Provided records.
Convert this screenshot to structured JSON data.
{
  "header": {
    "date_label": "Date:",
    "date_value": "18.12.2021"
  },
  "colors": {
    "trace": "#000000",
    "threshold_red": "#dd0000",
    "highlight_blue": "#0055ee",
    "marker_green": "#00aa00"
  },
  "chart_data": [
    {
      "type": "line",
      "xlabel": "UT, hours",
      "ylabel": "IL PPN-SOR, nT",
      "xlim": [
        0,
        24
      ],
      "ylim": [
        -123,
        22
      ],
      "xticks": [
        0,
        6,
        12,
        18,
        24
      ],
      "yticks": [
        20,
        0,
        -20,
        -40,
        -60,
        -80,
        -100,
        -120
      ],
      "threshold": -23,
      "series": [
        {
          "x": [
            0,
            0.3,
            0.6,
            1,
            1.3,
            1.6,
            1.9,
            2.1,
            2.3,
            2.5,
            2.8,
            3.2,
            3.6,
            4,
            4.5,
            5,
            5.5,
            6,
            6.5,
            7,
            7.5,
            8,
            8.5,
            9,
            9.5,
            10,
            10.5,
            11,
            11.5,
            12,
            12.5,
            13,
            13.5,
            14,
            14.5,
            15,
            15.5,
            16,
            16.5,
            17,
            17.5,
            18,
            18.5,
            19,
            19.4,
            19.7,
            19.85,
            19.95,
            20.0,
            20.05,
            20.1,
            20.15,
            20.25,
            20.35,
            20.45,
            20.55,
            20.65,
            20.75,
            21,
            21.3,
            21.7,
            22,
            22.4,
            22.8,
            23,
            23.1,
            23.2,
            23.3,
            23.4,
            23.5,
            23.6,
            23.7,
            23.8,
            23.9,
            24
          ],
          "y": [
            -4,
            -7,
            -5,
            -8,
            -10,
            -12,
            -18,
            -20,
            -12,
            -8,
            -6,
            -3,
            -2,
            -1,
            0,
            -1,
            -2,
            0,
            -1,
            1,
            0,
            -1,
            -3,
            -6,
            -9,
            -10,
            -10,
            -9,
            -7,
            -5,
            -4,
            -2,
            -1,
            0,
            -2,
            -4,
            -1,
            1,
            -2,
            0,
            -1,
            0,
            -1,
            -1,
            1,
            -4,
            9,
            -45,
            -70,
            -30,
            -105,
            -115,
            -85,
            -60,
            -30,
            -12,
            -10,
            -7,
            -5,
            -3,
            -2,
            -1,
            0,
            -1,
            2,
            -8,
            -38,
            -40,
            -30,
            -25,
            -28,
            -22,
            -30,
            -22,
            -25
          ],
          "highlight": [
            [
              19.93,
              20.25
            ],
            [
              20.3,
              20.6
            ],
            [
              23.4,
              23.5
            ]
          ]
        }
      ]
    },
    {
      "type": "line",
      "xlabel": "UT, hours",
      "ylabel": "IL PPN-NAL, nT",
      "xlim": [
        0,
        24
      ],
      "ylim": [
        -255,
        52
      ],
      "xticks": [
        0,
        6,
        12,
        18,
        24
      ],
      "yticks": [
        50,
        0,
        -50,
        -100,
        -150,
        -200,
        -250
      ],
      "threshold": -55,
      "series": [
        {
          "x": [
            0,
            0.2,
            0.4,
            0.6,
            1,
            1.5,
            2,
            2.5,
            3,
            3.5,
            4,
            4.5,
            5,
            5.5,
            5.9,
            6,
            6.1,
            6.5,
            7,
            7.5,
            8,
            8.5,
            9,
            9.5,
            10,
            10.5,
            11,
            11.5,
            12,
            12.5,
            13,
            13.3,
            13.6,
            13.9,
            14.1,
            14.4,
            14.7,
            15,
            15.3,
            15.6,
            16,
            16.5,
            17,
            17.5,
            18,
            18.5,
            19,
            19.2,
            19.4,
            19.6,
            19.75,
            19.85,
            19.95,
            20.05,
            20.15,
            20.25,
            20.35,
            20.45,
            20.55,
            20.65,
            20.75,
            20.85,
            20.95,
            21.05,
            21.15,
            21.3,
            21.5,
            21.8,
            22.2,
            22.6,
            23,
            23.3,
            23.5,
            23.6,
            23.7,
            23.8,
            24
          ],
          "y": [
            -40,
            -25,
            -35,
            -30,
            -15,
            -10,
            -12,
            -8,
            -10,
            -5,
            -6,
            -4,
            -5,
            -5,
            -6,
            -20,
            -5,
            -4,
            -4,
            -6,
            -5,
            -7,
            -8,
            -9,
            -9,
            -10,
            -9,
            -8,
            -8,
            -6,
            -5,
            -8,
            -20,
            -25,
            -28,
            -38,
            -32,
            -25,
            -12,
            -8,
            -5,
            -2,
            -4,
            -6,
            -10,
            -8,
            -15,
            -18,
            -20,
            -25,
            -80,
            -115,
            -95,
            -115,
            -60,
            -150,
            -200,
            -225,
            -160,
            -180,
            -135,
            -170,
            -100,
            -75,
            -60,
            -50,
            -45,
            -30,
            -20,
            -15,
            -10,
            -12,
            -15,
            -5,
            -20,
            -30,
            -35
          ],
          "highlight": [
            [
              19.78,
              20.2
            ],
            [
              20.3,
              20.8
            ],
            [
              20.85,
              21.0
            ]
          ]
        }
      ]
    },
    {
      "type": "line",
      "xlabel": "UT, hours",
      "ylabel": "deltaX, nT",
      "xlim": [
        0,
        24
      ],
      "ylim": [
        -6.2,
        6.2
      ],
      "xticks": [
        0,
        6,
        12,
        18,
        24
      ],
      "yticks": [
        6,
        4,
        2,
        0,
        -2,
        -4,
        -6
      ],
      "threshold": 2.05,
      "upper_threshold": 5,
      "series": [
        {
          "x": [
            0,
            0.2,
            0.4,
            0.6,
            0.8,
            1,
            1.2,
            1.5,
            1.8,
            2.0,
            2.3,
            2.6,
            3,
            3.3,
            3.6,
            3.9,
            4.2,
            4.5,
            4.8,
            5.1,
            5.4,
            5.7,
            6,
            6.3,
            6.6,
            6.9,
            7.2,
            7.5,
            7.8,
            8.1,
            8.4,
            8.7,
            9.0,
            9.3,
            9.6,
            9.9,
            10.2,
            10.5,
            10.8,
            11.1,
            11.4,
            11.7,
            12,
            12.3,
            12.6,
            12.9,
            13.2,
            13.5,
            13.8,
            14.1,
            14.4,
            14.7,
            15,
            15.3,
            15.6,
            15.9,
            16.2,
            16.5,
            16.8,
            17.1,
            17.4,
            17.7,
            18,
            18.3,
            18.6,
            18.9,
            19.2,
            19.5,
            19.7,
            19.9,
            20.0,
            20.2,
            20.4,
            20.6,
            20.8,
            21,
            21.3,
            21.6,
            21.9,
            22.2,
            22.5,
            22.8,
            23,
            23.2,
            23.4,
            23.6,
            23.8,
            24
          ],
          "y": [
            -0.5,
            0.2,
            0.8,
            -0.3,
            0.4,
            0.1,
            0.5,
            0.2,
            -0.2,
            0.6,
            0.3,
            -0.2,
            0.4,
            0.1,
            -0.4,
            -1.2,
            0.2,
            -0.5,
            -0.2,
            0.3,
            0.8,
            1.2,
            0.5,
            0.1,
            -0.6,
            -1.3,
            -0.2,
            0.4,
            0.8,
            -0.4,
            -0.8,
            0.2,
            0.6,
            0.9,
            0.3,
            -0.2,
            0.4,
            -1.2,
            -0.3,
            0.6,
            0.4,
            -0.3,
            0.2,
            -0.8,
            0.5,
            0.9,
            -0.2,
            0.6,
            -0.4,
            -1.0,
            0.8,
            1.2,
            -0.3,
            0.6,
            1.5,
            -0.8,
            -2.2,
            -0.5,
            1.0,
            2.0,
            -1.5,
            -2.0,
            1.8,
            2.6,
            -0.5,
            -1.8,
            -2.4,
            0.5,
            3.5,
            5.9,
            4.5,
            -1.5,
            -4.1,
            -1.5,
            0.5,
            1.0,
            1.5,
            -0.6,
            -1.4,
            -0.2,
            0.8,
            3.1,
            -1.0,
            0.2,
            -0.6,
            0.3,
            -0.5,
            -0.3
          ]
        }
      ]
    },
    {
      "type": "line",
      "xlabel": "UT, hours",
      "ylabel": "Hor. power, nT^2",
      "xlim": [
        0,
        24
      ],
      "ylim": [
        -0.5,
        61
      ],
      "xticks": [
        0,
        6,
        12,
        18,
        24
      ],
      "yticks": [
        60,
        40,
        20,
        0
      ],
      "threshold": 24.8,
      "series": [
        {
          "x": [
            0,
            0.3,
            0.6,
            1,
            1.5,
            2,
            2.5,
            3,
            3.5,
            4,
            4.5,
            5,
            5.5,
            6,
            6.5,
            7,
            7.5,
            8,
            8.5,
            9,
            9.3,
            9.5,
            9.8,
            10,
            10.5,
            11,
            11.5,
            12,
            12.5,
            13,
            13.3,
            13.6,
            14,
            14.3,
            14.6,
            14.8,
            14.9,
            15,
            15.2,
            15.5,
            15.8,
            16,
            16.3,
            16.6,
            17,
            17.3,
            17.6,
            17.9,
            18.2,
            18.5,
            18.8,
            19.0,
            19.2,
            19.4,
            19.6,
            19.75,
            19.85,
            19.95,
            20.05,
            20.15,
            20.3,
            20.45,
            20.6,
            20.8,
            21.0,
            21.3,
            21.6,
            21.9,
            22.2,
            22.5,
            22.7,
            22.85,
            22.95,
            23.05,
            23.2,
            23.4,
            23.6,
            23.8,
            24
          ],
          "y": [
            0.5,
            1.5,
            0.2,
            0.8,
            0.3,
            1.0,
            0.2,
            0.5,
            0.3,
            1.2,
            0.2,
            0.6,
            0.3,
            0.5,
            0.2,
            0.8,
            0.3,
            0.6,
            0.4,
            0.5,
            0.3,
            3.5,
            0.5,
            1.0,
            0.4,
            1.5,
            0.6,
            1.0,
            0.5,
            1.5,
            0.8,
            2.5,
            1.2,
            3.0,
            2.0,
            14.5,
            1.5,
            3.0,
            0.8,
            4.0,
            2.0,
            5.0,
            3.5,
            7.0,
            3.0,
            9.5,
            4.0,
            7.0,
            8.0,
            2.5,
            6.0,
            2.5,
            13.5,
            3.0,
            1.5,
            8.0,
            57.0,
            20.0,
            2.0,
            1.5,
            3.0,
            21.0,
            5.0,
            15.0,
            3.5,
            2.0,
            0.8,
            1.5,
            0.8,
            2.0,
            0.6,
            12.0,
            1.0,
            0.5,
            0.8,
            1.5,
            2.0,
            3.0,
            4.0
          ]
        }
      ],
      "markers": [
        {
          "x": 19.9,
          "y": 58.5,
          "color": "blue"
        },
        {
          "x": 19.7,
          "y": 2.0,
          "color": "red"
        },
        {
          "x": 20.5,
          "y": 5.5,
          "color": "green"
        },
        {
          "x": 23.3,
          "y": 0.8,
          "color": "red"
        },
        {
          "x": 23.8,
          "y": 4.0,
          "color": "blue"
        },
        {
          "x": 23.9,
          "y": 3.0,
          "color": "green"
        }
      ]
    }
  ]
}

Direction.
Copy, from the material, each line that holds the string "ylabel".

Task result.
      "ylabel": "IL PPN-SOR, nT",
      "ylabel": "IL PPN-NAL, nT",
      "ylabel": "deltaX, nT",
      "ylabel": "Hor. power, nT^2",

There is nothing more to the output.